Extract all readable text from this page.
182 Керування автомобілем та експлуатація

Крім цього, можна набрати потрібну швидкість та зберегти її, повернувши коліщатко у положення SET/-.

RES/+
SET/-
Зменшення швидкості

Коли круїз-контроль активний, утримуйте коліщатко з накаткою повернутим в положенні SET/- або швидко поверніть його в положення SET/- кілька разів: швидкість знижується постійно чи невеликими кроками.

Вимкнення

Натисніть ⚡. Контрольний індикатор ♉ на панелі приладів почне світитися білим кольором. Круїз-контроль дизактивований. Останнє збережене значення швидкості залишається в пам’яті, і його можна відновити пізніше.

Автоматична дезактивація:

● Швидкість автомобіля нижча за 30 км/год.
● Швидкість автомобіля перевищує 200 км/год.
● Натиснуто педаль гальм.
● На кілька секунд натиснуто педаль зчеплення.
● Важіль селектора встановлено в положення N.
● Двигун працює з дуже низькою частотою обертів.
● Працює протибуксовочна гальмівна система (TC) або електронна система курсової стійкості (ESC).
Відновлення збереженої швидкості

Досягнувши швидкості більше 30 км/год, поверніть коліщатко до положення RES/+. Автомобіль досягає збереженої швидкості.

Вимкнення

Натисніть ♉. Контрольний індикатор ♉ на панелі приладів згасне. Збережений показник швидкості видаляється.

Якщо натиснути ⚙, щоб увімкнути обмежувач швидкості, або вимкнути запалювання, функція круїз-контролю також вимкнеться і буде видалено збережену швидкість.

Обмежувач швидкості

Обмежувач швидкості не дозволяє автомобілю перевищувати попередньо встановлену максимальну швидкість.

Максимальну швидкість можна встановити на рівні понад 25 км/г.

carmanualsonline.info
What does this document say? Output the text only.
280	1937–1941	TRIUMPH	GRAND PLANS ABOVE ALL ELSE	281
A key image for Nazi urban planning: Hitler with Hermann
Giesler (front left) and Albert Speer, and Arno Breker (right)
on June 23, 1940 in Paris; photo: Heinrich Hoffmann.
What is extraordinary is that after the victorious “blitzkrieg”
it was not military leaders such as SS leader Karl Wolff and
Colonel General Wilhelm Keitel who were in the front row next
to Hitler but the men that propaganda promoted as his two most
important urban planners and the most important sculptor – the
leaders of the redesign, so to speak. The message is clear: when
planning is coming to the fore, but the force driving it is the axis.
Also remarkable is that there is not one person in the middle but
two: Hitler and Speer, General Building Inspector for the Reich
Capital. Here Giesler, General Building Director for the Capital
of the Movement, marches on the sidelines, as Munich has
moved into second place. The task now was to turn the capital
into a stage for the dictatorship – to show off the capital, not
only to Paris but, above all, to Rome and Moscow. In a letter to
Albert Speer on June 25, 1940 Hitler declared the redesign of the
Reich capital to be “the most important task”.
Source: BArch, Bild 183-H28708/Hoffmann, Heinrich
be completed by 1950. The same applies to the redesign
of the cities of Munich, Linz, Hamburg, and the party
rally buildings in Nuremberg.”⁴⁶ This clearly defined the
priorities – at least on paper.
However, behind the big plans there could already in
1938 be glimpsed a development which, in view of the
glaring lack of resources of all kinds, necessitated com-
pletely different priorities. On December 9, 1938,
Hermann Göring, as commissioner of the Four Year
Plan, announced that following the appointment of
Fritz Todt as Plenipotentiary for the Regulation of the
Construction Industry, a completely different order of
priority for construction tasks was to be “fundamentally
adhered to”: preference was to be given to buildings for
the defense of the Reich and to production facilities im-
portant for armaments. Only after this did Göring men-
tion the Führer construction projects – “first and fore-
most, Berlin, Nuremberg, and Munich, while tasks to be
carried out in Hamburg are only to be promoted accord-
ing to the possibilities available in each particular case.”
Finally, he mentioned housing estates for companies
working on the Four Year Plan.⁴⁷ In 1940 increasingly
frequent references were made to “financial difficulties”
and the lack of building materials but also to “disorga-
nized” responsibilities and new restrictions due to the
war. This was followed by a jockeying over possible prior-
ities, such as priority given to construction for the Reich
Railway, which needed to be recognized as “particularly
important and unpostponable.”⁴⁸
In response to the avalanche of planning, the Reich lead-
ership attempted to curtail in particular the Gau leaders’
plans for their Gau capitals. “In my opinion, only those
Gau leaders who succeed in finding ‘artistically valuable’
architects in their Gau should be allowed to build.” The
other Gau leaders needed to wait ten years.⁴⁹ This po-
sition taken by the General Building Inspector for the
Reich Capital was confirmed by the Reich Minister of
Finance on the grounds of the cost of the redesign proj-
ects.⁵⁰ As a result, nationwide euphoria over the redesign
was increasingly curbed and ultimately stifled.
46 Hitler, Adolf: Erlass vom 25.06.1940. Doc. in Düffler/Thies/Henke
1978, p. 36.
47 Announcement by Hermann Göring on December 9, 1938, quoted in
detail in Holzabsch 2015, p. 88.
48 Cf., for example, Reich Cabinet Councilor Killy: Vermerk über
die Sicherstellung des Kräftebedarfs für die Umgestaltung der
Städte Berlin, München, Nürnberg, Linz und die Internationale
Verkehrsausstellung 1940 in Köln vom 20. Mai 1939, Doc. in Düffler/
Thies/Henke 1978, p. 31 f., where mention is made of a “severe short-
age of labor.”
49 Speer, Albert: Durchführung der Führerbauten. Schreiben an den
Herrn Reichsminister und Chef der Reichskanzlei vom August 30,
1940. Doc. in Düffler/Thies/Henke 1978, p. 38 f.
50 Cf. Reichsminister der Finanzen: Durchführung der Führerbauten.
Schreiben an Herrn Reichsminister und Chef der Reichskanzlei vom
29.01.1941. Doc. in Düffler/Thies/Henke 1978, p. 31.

==

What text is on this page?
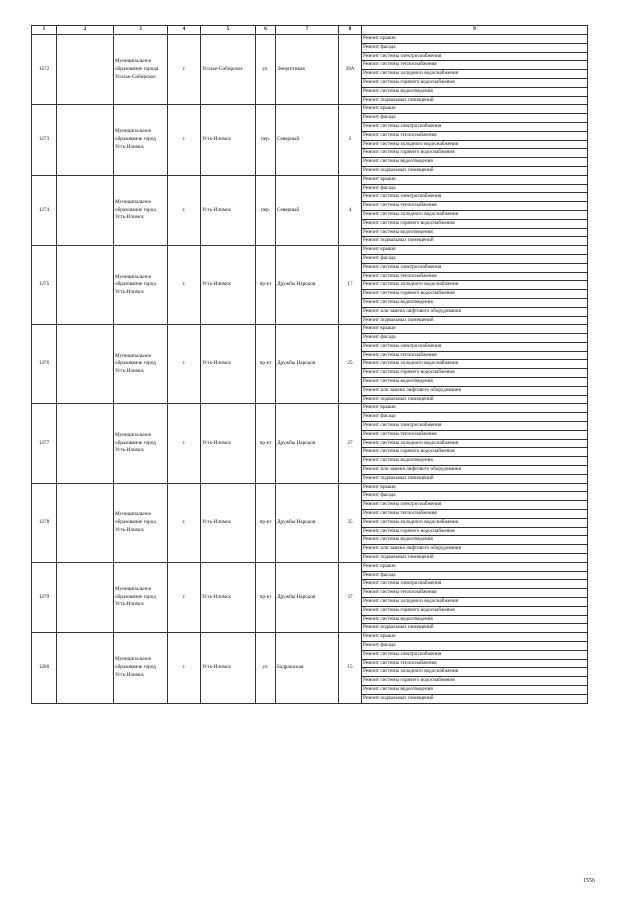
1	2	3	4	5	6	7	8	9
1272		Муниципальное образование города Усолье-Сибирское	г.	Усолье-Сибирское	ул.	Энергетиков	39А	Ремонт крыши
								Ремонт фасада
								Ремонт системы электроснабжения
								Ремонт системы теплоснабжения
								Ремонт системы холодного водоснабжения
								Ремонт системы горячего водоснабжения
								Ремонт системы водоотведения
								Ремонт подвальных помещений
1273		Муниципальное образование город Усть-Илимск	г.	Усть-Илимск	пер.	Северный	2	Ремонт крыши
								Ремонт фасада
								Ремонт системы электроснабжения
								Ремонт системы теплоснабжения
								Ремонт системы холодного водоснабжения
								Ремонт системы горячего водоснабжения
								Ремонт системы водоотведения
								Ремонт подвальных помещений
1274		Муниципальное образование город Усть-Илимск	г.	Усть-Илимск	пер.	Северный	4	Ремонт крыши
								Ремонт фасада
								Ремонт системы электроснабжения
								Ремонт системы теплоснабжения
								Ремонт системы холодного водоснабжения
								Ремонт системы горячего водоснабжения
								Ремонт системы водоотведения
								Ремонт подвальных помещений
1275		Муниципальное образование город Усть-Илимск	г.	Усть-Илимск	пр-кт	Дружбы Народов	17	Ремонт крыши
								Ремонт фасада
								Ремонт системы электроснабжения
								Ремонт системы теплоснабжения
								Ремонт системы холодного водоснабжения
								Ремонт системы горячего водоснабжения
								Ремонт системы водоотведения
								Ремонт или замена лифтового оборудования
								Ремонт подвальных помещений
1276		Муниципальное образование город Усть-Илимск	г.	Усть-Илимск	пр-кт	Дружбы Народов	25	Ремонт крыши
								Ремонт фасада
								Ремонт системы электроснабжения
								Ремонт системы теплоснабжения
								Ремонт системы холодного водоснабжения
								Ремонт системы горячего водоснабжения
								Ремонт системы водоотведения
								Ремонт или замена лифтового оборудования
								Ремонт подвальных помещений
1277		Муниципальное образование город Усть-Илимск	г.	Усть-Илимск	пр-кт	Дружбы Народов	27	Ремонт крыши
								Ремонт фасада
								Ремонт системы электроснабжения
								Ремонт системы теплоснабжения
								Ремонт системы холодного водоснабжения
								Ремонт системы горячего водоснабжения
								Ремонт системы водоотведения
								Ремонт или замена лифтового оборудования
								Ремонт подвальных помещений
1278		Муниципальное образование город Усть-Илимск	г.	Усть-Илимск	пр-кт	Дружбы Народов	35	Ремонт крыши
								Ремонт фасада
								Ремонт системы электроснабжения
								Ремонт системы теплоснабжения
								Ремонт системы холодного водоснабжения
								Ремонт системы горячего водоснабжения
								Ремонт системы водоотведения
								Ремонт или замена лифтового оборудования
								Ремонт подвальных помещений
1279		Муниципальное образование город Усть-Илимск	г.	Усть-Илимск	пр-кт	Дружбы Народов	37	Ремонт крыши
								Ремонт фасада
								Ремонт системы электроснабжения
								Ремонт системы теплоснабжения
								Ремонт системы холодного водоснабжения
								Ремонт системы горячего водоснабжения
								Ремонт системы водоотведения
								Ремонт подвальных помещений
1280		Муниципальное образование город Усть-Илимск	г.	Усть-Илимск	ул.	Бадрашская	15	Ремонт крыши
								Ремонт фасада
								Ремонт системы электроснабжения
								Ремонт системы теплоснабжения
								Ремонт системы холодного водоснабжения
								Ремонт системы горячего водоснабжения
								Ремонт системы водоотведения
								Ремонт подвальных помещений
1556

== What is expected ==
Write out every line from the entries where "Chef" appears.

== Solution ==
Herrn Reichsminister und Chef der Reichskanzlei vom August 30,
Schreiben an Herrn Reichsminister und Chef der Reichskanzlei vom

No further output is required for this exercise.